* **The request**
Make an exact copy of the entries below with the pictures removed.

►

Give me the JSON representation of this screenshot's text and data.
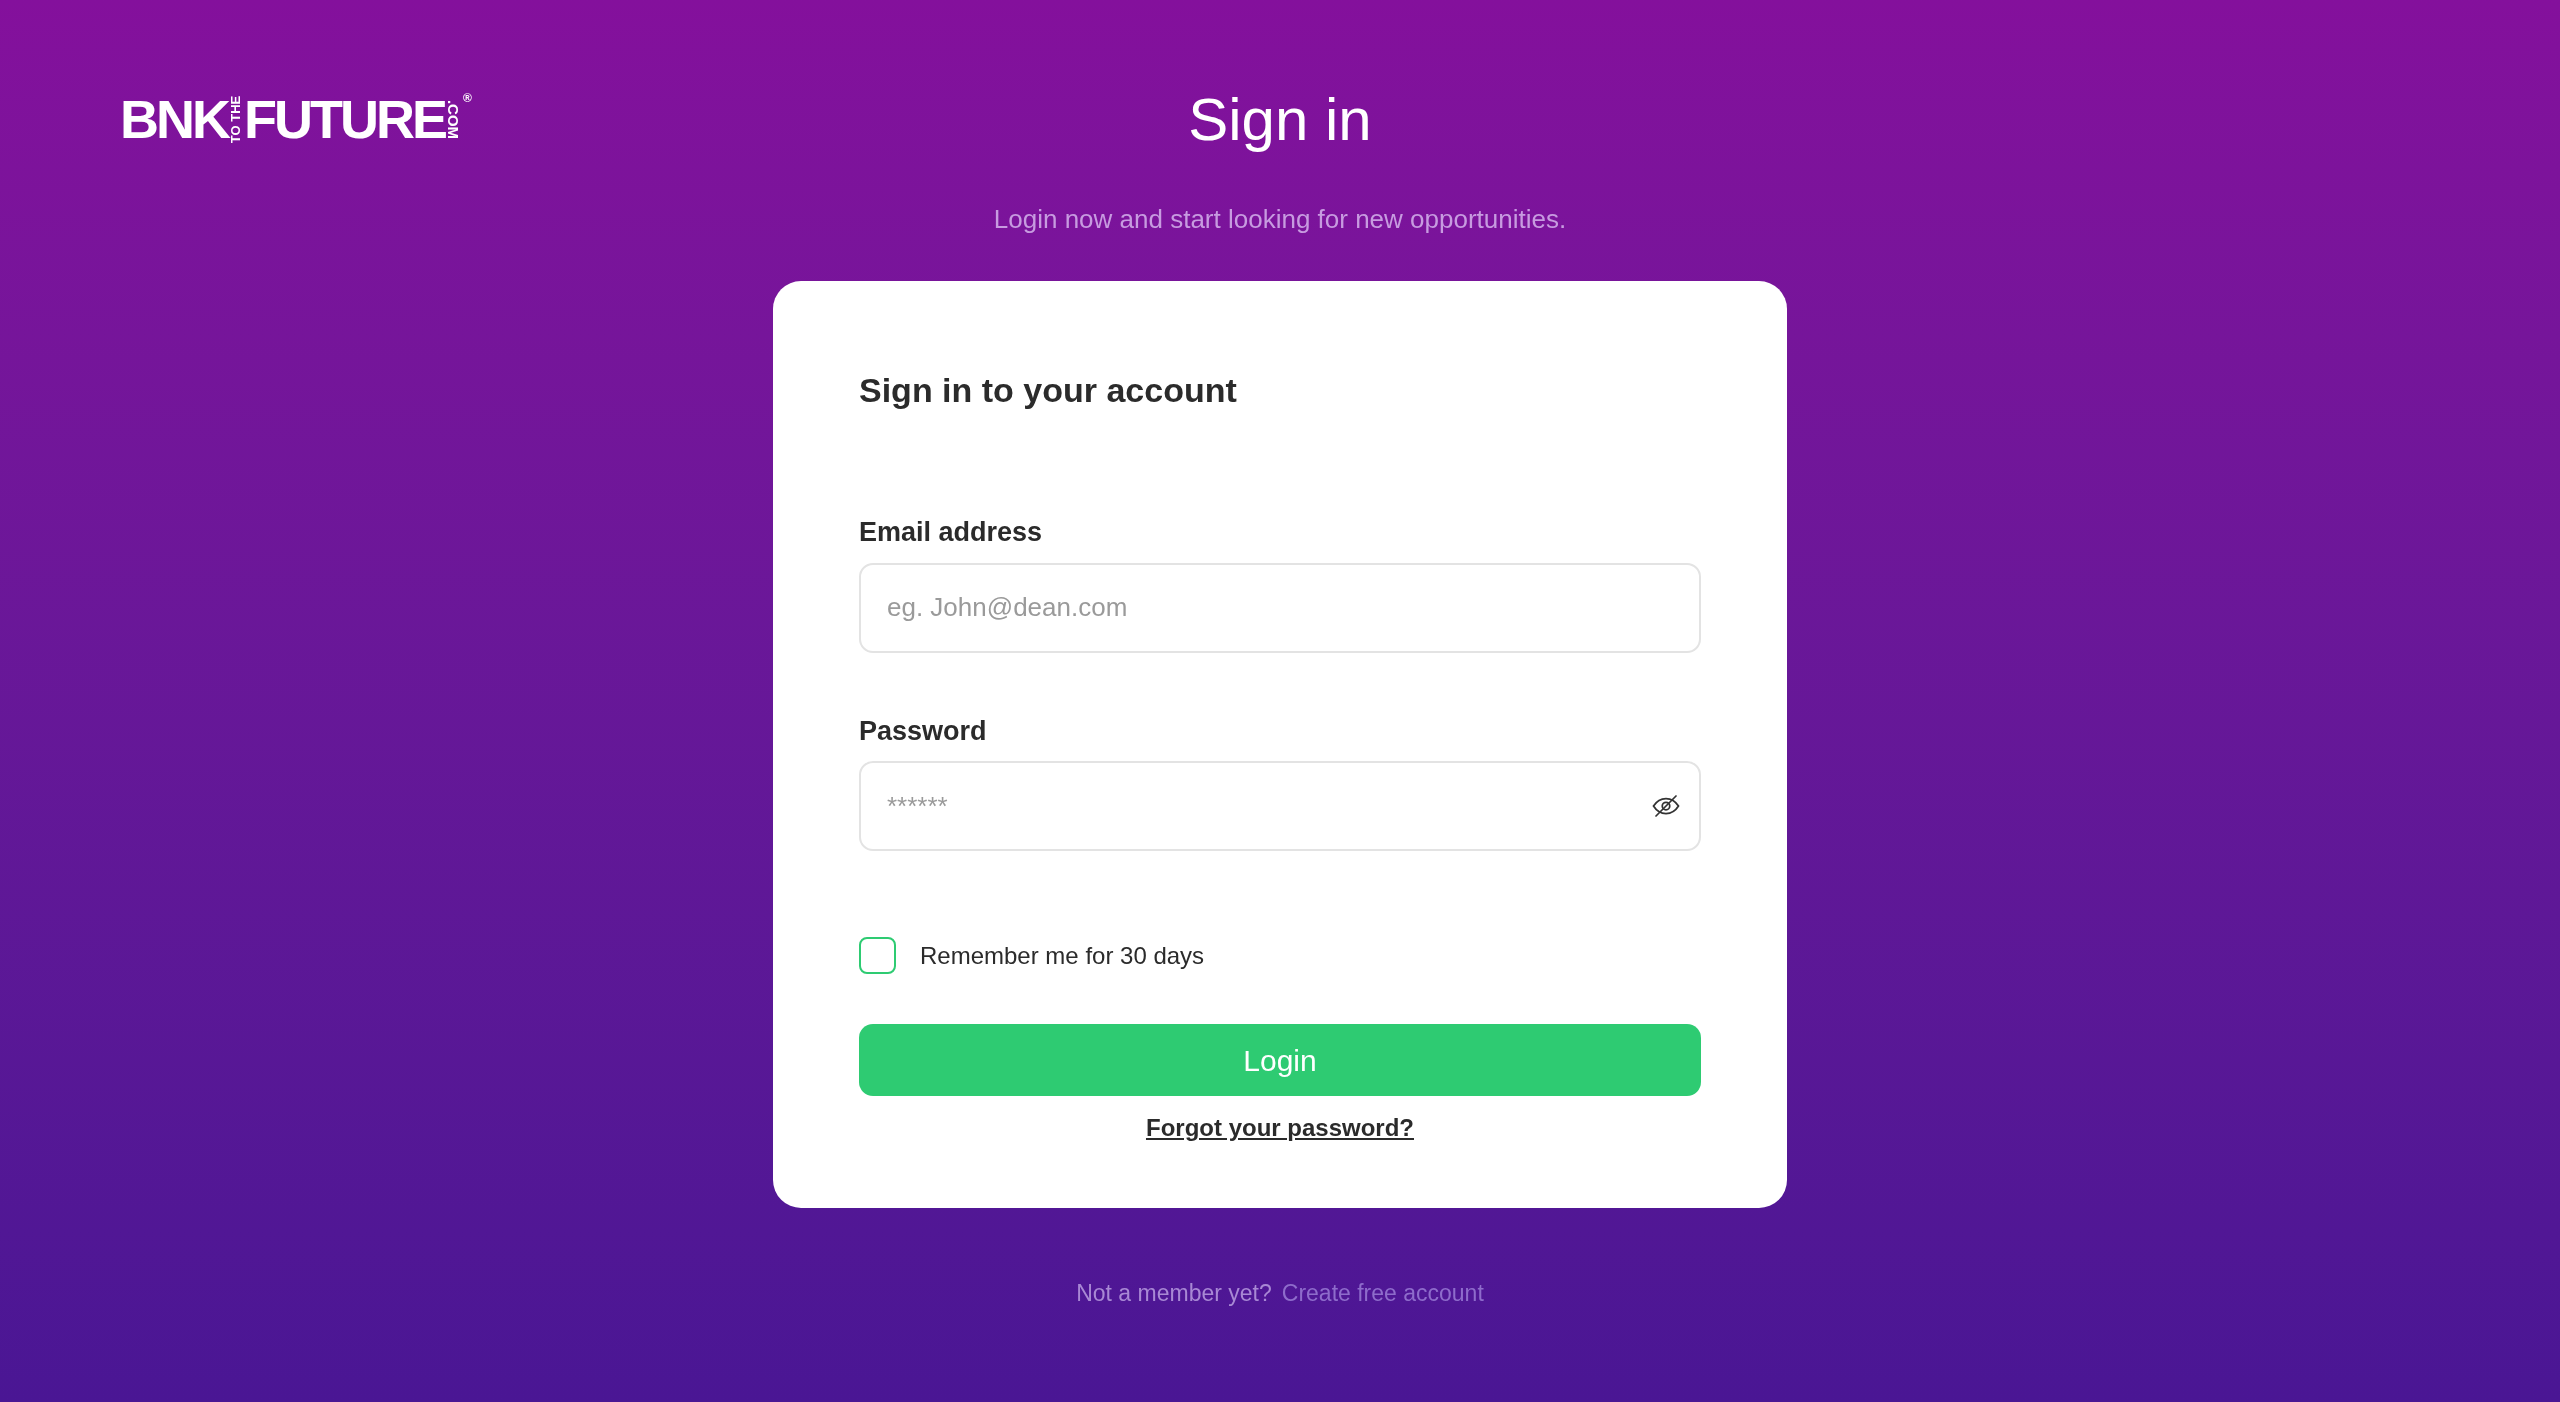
{
  "logo": {
    "part_1": "BNK",
    "part_2": "TO THE",
    "part_3": "FUTURE",
    "part_4": ".COM",
    "mark": "®"
  },
  "header": {
    "title": "Sign in",
    "subtitle": "Login now and start looking for new opportunities."
  },
  "card": {
    "heading": "Sign in to your account",
    "fields": [
      {
        "kind": "text",
        "label": "Email address",
        "placeholder": "eg. John@dean.com"
      },
      {
        "kind": "password",
        "label": "Password",
        "placeholder": "******"
      }
    ],
    "remember": {
      "label": "Remember me for 30 days",
      "checked": false
    },
    "login_button": "Login",
    "forgot_link": "Forgot your password?"
  },
  "footer": {
    "prompt": "Not a member yet?",
    "link": "Create free account"
  }
}
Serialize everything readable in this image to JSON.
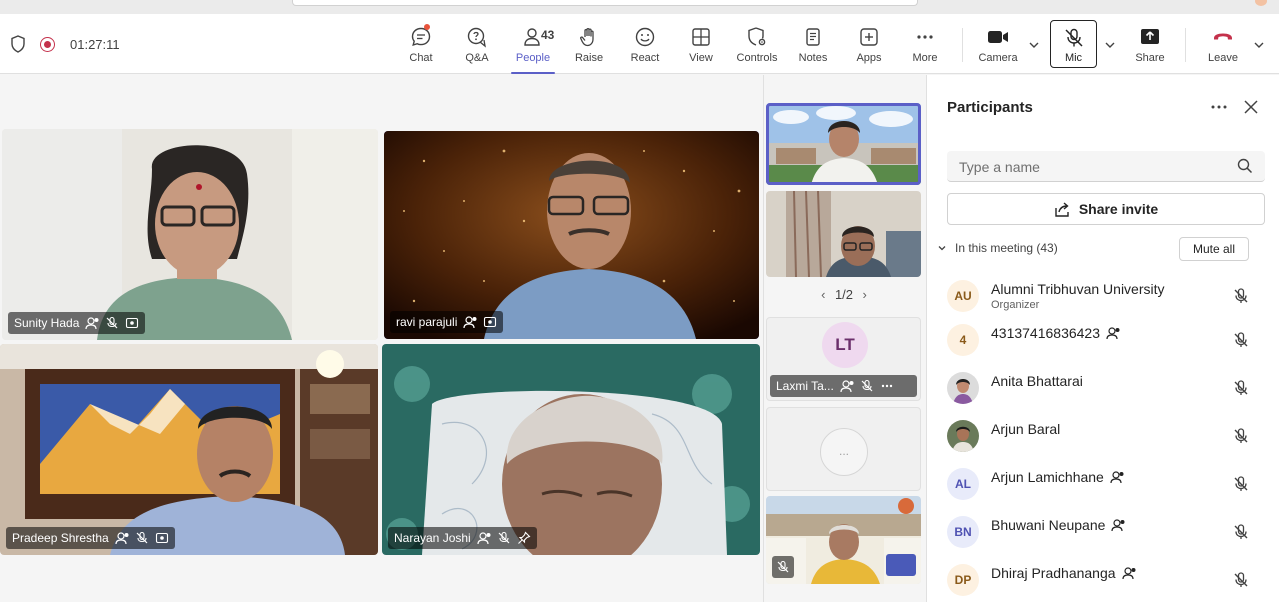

◄

* **Output of the exercise**
Give me the JSON representation of this screenshot's text and data.
{
  "logo": {
    "part_1": "BNK",
    "part_2": "TO THE",
    "part_3": "FUTURE",
    "part_4": ".COM",
    "mark": "®"
  },
  "header": {
    "title": "Sign in",
    "subtitle": "Login now and start looking for new opportunities."
  },
  "card": {
    "heading": "Sign in to your account",
    "fields": [
      {
        "kind": "text",
        "label": "Email address",
        "placeholder": "eg. John@dean.com"
      },
      {
        "kind": "password",
        "label": "Password",
        "placeholder": "******"
      }
    ],
    "remember": {
      "label": "Remember me for 30 days",
      "checked": false
    },
    "login_button": "Login",
    "forgot_link": "Forgot your password?"
  },
  "footer": {
    "prompt": "Not a member yet?",
    "link": "Create free account"
  }
}
Serialize everything readable in this image to JSON.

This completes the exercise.